* SET EXERCISE *
What lines of the data include the string "parking"? Copy them all.

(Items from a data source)
----------------

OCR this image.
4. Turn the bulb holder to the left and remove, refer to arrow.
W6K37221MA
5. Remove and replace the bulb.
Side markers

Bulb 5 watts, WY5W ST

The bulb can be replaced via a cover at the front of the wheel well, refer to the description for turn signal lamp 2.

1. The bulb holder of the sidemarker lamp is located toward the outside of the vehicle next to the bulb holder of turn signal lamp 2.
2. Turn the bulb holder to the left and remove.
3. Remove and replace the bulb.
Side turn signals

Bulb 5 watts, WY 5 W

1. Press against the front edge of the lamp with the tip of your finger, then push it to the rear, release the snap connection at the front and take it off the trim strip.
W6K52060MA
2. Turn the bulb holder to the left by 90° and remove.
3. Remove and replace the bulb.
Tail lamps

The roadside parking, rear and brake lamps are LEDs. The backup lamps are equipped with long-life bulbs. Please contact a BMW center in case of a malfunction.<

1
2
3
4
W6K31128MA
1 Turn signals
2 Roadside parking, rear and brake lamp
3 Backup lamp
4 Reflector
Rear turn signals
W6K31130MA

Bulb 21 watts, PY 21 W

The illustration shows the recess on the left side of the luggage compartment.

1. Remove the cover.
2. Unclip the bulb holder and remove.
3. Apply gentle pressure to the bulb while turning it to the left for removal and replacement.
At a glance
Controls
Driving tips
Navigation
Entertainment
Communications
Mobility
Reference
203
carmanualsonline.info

----------------

* THE COMPLETED TASK *
The roadside parking, rear and brake lamps are LEDs. The backup lamps are equipped with long-life bulbs. Please contact a BMW center in case of a malfunction.<
2 Roadside parking, rear and brake lamp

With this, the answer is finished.